CHALLENGE:
Every entry below should be transcribed exactly; pictures stay out of the copy.

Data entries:
• • • • • • •

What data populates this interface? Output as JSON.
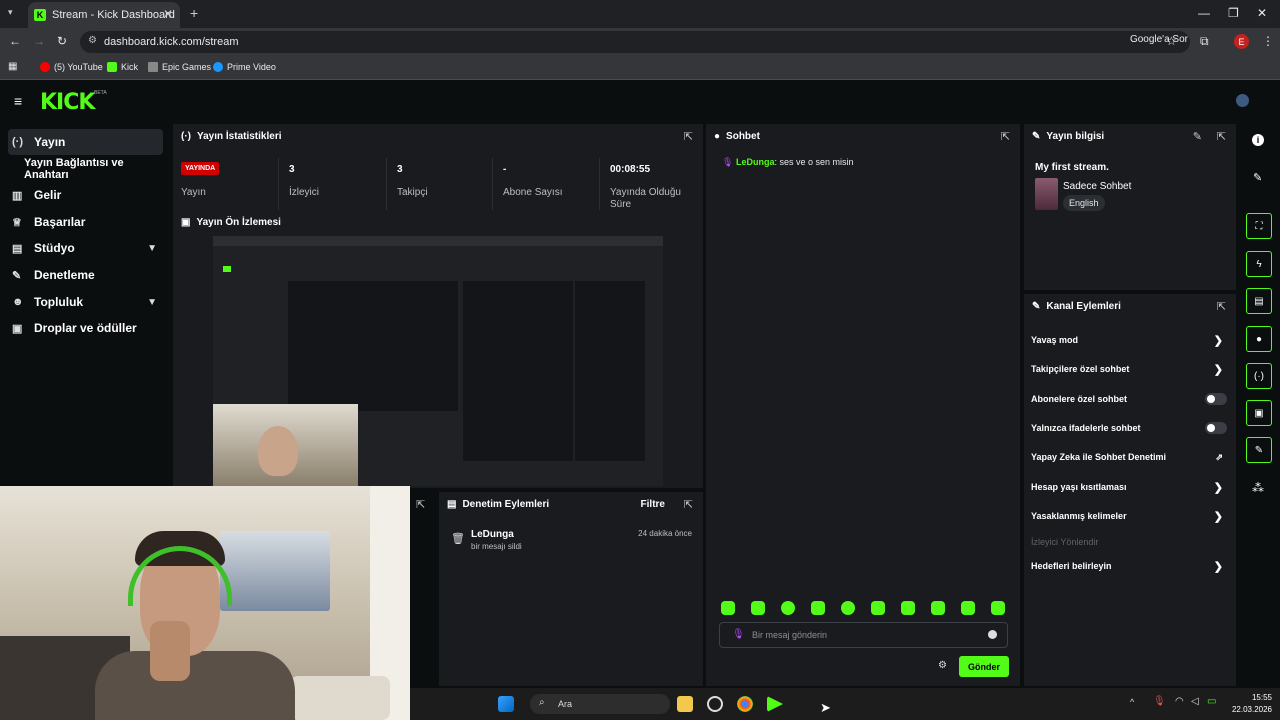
{
  "browser": {
    "tab_title": "Stream - Kick Dashboard",
    "url": "dashboard.kick.com/stream",
    "google_ask": "Google'a Sor",
    "profile_initial": "E",
    "bookmarks": [
      "(5) YouTube",
      "Kick",
      "Epic Games",
      "Prime Video"
    ]
  },
  "brand": {
    "logo": "KICK",
    "beta": "BETA"
  },
  "sidebar": {
    "items": [
      {
        "label": "Yayın",
        "icon": "broadcast-icon"
      },
      {
        "label": "Yayın Bağlantısı ve Anahtarı"
      },
      {
        "label": "Gelir",
        "icon": "revenue-icon"
      },
      {
        "label": "Başarılar",
        "icon": "trophy-icon"
      },
      {
        "label": "Stüdyo",
        "icon": "studio-icon"
      },
      {
        "label": "Denetleme",
        "icon": "wrench-icon"
      },
      {
        "label": "Topluluk",
        "icon": "community-icon"
      },
      {
        "label": "Droplar ve ödüller",
        "icon": "gift-icon"
      }
    ]
  },
  "stats": {
    "title": "Yayın İstatistikleri",
    "live_badge": "YAYINDA",
    "live_label": "Yayın",
    "viewers_value": "3",
    "viewers_label": "İzleyici",
    "followers_value": "3",
    "followers_label": "Takipçi",
    "subs_value": "-",
    "subs_label": "Abone Sayısı",
    "uptime_value": "00:08:55",
    "uptime_label": "Yayında Olduğu Süre"
  },
  "preview": {
    "title": "Yayın Ön İzlemesi"
  },
  "mod_actions": {
    "title": "Denetim Eylemleri",
    "filter": "Filtre",
    "entry_user": "LeDunga",
    "entry_action": "bir mesajı sildi",
    "entry_time": "24 dakika önce"
  },
  "chat": {
    "title": "Sohbet",
    "message_user": "LeDunga",
    "message_text": ": ses ve o sen misin",
    "input_placeholder": "Bir mesaj gönderin",
    "send_label": "Gönder"
  },
  "stream_info": {
    "title": "Yayın bilgisi",
    "stream_title": "My first stream.",
    "category": "Sadece Sohbet",
    "language": "English"
  },
  "channel_actions": {
    "title": "Kanal Eylemleri",
    "items": [
      {
        "label": "Yavaş mod",
        "control": "chevron"
      },
      {
        "label": "Takipçilere özel sohbet",
        "control": "chevron"
      },
      {
        "label": "Abonelere özel sohbet",
        "control": "toggle"
      },
      {
        "label": "Yalnızca ifadelerle sohbet",
        "control": "toggle"
      },
      {
        "label": "Yapay Zeka ile Sohbet Denetimi",
        "control": "external"
      },
      {
        "label": "Hesap yaşı kısıtlaması",
        "control": "chevron"
      },
      {
        "label": "Yasaklanmış kelimeler",
        "control": "chevron"
      },
      {
        "label": "İzleyici Yönlendir",
        "control": "disabled"
      },
      {
        "label": "Hedefleri belirleyin",
        "control": "chevron"
      }
    ]
  },
  "taskbar": {
    "search": "Ara",
    "time": "15:55",
    "date": "22.03.2026"
  },
  "colors": {
    "accent": "#53fc18",
    "live": "#d10000",
    "panel": "#191b1f",
    "bg": "#0b0e0f"
  }
}
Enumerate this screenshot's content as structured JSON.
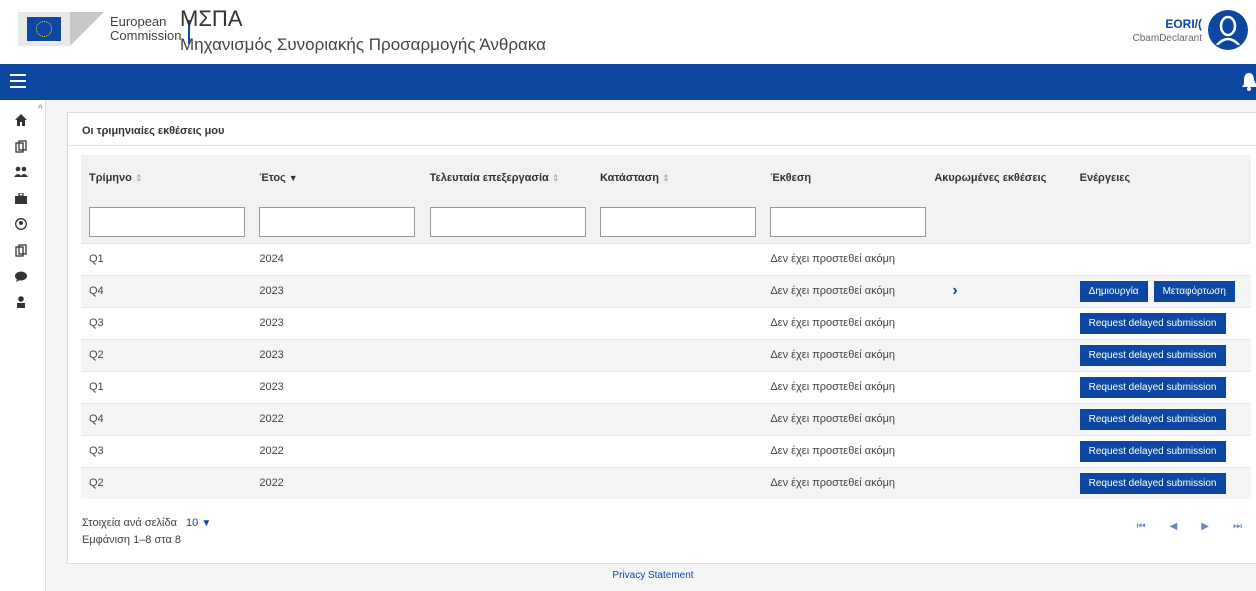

• • • • • • •

EXERCISE SOLUTION:
What data populates this interface? Output as JSON.
{
  "browser": {
    "tab_title": "Stream - Kick Dashboard",
    "url": "dashboard.kick.com/stream",
    "google_ask": "Google'a Sor",
    "profile_initial": "E",
    "bookmarks": [
      "(5) YouTube",
      "Kick",
      "Epic Games",
      "Prime Video"
    ]
  },
  "brand": {
    "logo": "KICK",
    "beta": "BETA"
  },
  "sidebar": {
    "items": [
      {
        "label": "Yayın",
        "icon": "broadcast-icon"
      },
      {
        "label": "Yayın Bağlantısı ve Anahtarı"
      },
      {
        "label": "Gelir",
        "icon": "revenue-icon"
      },
      {
        "label": "Başarılar",
        "icon": "trophy-icon"
      },
      {
        "label": "Stüdyo",
        "icon": "studio-icon"
      },
      {
        "label": "Denetleme",
        "icon": "wrench-icon"
      },
      {
        "label": "Topluluk",
        "icon": "community-icon"
      },
      {
        "label": "Droplar ve ödüller",
        "icon": "gift-icon"
      }
    ]
  },
  "stats": {
    "title": "Yayın İstatistikleri",
    "live_badge": "YAYINDA",
    "live_label": "Yayın",
    "viewers_value": "3",
    "viewers_label": "İzleyici",
    "followers_value": "3",
    "followers_label": "Takipçi",
    "subs_value": "-",
    "subs_label": "Abone Sayısı",
    "uptime_value": "00:08:55",
    "uptime_label": "Yayında Olduğu Süre"
  },
  "preview": {
    "title": "Yayın Ön İzlemesi"
  },
  "mod_actions": {
    "title": "Denetim Eylemleri",
    "filter": "Filtre",
    "entry_user": "LeDunga",
    "entry_action": "bir mesajı sildi",
    "entry_time": "24 dakika önce"
  },
  "chat": {
    "title": "Sohbet",
    "message_user": "LeDunga",
    "message_text": ": ses ve o sen misin",
    "input_placeholder": "Bir mesaj gönderin",
    "send_label": "Gönder"
  },
  "stream_info": {
    "title": "Yayın bilgisi",
    "stream_title": "My first stream.",
    "category": "Sadece Sohbet",
    "language": "English"
  },
  "channel_actions": {
    "title": "Kanal Eylemleri",
    "items": [
      {
        "label": "Yavaş mod",
        "control": "chevron"
      },
      {
        "label": "Takipçilere özel sohbet",
        "control": "chevron"
      },
      {
        "label": "Abonelere özel sohbet",
        "control": "toggle"
      },
      {
        "label": "Yalnızca ifadelerle sohbet",
        "control": "toggle"
      },
      {
        "label": "Yapay Zeka ile Sohbet Denetimi",
        "control": "external"
      },
      {
        "label": "Hesap yaşı kısıtlaması",
        "control": "chevron"
      },
      {
        "label": "Yasaklanmış kelimeler",
        "control": "chevron"
      },
      {
        "label": "İzleyici Yönlendir",
        "control": "disabled"
      },
      {
        "label": "Hedefleri belirleyin",
        "control": "chevron"
      }
    ]
  },
  "taskbar": {
    "search": "Ara",
    "time": "15:55",
    "date": "22.03.2026"
  },
  "colors": {
    "accent": "#53fc18",
    "live": "#d10000",
    "panel": "#191b1f",
    "bg": "#0b0e0f"
  }
}
Enumerate this screenshot's content as structured JSON.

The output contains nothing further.